PROMPT:
Check each line of the listing below for the string "Activity", and give only how many lines hold it.

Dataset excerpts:
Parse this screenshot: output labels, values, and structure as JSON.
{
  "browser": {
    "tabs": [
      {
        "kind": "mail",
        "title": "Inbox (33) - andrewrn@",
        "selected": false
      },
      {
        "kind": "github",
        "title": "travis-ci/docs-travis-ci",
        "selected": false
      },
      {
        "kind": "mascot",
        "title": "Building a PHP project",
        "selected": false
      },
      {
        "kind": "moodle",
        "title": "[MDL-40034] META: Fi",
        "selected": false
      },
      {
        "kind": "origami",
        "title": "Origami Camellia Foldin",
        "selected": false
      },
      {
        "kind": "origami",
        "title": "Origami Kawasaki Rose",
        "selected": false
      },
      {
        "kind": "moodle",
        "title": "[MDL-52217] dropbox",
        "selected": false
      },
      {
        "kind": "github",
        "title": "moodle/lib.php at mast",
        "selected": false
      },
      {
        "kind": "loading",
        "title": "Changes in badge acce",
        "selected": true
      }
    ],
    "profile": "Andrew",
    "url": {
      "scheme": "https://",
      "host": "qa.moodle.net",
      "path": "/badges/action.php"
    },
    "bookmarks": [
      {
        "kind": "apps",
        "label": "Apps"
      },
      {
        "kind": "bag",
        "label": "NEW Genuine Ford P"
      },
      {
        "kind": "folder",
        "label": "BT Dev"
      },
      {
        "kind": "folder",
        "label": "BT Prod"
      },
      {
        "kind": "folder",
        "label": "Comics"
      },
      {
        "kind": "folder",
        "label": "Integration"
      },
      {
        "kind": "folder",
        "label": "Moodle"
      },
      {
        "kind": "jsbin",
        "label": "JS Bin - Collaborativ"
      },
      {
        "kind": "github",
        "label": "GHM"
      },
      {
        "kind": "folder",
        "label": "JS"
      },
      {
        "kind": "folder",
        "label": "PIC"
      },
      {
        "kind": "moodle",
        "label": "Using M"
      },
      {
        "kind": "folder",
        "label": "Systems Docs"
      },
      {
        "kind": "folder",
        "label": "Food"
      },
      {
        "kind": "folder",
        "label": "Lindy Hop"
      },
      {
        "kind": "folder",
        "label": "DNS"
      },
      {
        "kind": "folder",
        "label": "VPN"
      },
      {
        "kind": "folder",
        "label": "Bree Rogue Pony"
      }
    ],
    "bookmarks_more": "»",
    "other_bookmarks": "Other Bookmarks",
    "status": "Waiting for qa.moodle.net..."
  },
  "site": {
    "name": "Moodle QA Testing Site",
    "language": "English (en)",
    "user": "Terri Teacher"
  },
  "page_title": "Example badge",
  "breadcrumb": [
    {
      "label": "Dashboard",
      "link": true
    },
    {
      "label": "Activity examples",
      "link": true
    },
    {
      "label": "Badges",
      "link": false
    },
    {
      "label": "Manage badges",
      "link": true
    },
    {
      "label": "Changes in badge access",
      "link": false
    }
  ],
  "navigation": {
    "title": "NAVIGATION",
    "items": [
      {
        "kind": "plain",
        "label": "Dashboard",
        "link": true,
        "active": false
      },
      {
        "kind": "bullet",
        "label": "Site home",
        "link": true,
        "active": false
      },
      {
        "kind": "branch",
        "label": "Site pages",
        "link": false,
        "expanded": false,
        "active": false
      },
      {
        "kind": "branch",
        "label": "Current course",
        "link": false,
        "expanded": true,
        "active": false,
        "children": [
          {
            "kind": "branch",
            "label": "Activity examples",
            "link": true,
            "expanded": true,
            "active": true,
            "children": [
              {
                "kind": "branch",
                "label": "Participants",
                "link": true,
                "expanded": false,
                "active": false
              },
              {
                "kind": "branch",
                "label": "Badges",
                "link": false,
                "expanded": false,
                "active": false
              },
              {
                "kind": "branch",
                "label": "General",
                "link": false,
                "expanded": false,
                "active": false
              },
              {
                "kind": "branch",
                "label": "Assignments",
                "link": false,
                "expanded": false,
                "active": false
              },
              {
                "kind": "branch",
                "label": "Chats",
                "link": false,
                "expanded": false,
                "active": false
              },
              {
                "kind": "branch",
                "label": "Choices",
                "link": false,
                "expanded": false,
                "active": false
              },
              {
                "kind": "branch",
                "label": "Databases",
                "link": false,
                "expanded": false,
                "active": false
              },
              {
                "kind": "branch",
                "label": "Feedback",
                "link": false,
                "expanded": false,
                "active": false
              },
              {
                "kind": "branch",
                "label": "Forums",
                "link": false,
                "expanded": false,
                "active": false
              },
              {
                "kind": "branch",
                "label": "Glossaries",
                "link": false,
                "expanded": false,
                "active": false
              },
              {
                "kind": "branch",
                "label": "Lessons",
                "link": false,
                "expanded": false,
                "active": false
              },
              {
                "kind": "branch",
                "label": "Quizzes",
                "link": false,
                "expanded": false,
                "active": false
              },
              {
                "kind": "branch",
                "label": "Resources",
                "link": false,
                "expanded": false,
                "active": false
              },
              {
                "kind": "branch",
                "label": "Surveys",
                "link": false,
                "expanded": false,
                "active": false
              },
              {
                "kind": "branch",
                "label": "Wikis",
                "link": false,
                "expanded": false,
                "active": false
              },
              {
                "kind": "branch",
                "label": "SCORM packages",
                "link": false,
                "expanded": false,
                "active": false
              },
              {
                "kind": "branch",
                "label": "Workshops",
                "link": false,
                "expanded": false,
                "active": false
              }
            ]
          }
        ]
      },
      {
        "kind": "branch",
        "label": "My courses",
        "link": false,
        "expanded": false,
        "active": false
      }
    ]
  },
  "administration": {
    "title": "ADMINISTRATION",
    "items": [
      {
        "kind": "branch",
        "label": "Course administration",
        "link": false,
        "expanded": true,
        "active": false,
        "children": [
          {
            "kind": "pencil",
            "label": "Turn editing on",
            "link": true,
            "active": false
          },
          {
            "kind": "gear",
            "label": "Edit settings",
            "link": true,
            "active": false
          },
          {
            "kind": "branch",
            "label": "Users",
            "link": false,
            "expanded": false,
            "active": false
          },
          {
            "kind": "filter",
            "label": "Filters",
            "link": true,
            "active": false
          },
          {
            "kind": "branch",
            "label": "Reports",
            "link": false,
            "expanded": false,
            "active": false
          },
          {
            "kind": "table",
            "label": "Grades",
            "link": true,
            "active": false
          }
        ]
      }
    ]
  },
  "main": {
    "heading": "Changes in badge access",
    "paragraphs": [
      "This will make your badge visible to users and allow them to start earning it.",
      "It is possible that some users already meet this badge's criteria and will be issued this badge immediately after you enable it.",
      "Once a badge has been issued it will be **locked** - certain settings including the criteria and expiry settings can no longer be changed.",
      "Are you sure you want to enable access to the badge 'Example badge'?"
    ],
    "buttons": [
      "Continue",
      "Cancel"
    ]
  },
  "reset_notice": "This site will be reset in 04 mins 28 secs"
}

WRITTEN SOLUTION:
2